#### ENTRIES SUPPLIED ####

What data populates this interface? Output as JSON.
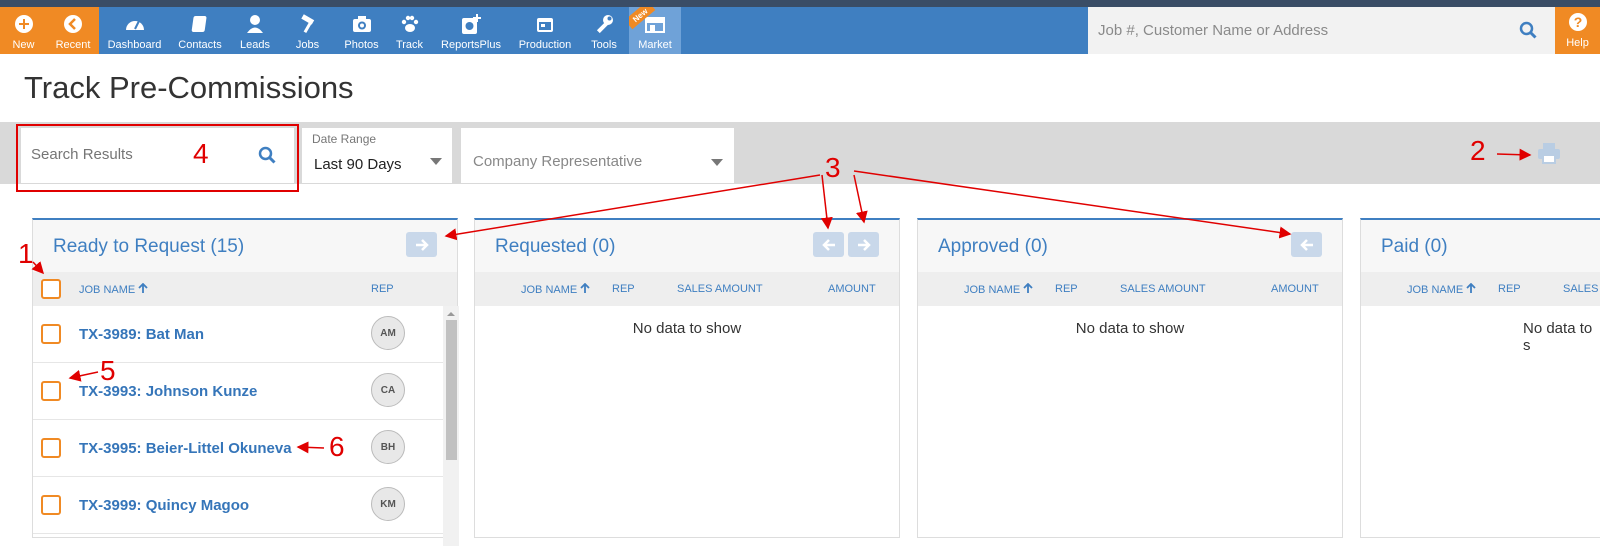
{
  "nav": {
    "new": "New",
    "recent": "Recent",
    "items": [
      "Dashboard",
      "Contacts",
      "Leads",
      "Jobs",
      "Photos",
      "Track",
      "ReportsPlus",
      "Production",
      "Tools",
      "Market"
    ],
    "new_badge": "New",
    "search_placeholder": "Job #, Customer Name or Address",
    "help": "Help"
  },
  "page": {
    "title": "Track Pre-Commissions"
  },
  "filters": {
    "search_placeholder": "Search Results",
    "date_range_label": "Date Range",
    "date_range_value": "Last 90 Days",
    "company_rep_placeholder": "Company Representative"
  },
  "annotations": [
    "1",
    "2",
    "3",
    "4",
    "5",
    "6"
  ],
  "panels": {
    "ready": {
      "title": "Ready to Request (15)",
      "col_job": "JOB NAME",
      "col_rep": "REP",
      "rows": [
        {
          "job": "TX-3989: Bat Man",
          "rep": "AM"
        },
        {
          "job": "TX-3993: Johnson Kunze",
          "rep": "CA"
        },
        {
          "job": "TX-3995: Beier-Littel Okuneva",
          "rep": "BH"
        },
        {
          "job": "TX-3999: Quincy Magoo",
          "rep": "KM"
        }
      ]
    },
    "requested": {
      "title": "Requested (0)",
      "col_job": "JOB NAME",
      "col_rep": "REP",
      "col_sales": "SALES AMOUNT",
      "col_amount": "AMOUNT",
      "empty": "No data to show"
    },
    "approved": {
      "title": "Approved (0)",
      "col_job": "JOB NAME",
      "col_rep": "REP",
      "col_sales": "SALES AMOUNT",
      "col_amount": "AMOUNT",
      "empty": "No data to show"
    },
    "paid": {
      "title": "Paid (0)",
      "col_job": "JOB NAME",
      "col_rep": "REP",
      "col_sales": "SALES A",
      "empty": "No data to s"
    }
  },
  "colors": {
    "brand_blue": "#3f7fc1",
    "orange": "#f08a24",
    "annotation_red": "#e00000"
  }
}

####
#### ENTRIES SUPPLIED ####

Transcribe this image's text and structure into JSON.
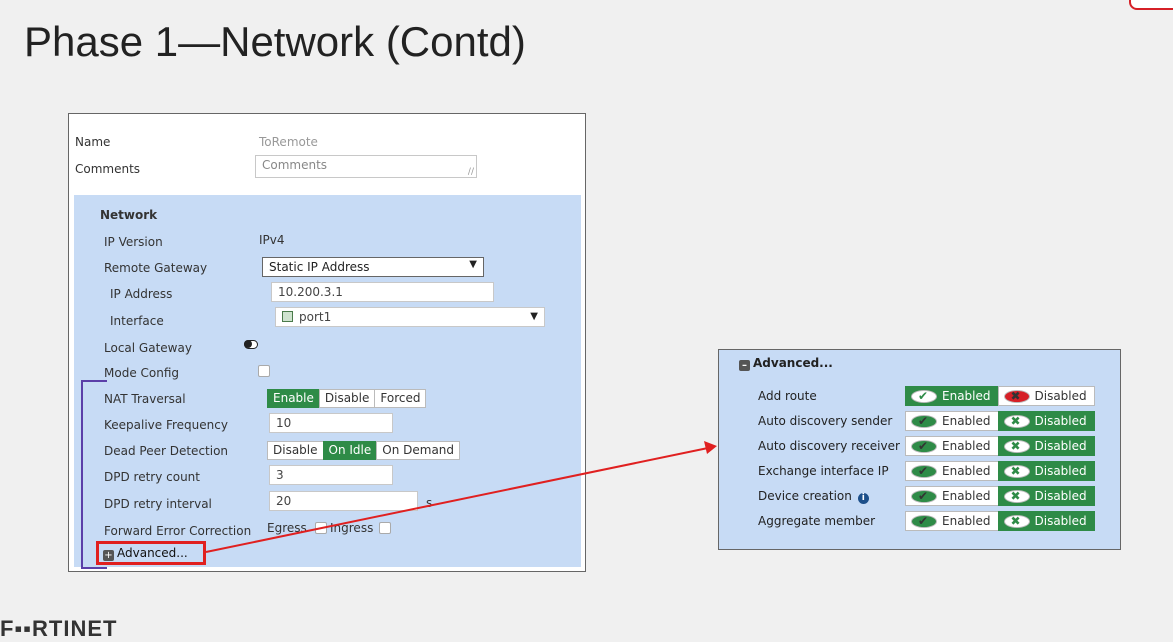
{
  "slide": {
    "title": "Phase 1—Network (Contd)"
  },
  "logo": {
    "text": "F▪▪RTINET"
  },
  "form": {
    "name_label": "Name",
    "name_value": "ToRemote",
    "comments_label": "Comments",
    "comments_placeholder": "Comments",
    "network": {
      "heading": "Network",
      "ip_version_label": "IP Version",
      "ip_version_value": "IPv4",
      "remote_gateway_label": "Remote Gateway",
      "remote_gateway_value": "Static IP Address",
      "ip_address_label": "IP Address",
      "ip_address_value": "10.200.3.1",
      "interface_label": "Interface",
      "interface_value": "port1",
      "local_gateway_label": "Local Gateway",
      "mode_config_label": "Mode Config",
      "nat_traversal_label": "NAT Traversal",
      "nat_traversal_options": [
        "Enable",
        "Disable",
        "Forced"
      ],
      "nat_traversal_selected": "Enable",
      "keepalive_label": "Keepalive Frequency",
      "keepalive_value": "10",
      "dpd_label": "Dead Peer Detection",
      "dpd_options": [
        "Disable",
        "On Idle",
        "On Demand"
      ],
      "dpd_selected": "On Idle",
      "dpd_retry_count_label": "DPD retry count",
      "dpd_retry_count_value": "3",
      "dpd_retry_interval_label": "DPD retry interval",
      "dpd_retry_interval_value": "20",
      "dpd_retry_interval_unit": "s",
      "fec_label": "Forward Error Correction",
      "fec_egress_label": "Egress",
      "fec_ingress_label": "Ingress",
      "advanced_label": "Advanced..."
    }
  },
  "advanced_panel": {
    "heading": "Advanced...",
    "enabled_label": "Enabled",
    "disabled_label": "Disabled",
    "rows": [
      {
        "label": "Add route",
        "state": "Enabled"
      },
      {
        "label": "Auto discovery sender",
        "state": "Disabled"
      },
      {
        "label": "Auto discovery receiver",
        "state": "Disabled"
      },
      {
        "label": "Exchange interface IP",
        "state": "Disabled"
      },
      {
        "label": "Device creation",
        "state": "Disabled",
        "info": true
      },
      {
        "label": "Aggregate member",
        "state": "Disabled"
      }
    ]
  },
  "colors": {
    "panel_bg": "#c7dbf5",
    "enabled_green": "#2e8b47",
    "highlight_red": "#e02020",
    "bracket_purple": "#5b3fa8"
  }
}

####

SET PROBLEM: Only the number is wanted: how many lines in the preceding entries hold the string "data"?

THE RESULT: 4